-- start of SOURCE DATA --

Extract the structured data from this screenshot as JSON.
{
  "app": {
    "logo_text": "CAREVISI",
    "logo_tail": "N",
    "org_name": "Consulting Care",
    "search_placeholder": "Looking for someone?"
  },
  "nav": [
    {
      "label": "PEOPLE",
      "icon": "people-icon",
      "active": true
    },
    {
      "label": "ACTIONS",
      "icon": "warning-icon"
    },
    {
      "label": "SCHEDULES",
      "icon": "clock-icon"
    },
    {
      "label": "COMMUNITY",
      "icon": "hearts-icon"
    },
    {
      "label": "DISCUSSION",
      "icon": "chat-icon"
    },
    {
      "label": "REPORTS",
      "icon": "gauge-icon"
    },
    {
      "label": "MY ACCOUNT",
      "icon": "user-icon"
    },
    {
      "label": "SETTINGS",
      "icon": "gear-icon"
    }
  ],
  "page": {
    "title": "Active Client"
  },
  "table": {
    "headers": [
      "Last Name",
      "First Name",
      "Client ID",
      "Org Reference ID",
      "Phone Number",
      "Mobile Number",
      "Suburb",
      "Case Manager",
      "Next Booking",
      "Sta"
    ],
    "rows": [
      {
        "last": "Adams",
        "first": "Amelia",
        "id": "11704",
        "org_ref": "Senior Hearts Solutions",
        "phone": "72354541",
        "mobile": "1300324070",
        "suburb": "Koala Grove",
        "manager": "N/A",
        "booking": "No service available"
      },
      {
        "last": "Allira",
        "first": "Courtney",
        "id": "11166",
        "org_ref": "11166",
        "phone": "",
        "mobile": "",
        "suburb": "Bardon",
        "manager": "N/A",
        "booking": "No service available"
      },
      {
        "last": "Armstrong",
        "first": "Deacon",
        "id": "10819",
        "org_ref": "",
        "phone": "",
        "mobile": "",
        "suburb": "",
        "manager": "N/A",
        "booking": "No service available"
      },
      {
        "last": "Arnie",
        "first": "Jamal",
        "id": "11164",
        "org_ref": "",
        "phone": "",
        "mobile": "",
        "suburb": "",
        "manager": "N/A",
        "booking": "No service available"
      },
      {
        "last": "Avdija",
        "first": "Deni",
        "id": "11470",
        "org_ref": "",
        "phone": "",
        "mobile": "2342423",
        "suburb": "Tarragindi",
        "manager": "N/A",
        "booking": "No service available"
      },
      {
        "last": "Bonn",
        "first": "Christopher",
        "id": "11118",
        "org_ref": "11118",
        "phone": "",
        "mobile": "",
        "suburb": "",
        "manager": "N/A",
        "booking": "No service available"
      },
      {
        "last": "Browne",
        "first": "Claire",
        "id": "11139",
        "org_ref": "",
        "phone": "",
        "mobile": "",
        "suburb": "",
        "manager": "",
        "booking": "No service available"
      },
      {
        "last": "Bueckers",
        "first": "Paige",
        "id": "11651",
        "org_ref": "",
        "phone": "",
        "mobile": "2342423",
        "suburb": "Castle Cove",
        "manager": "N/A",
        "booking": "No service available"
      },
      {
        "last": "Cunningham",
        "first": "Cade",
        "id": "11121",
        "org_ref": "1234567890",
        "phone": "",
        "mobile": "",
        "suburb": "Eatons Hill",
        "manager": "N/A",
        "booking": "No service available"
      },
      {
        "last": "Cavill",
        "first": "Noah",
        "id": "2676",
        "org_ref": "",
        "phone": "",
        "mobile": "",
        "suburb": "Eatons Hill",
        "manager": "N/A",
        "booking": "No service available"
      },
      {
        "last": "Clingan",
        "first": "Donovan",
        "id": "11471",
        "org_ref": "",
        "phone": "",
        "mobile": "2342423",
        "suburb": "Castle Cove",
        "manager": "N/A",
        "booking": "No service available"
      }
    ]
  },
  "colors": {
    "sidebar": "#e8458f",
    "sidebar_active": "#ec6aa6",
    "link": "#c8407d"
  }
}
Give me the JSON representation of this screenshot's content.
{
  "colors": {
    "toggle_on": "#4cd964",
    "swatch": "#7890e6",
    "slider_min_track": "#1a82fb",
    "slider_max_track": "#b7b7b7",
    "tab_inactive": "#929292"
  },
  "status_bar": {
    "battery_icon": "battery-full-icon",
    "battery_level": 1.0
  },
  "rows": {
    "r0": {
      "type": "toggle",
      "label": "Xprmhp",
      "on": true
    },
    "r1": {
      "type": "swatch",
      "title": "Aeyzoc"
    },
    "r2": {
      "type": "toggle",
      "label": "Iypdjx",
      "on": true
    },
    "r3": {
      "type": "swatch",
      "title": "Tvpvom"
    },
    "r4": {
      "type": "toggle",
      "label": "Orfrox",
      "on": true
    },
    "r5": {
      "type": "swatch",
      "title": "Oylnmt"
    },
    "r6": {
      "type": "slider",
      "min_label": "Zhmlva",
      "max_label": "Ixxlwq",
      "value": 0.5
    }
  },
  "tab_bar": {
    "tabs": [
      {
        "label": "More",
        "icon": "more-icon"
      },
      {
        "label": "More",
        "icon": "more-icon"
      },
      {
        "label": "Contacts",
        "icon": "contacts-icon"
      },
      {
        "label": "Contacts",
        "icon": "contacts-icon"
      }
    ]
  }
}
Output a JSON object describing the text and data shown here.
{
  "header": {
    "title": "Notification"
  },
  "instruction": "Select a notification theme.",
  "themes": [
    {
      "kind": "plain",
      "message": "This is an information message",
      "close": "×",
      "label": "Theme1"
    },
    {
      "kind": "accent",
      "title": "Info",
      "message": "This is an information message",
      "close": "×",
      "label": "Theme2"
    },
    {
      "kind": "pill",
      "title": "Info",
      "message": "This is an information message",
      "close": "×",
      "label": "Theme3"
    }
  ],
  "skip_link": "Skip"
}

-- end of SOURCE DATA --

**DIRECTIVE:**
Select every line where the word "title" occurs.

**FULL OUTPUT:**
    "title": "Active Client"
      "title": "Aeyzoc"
      "title": "Tvpvom"
      "title": "Oylnmt"
    "title": "Notification"
      "title": "Info",
      "title": "Info",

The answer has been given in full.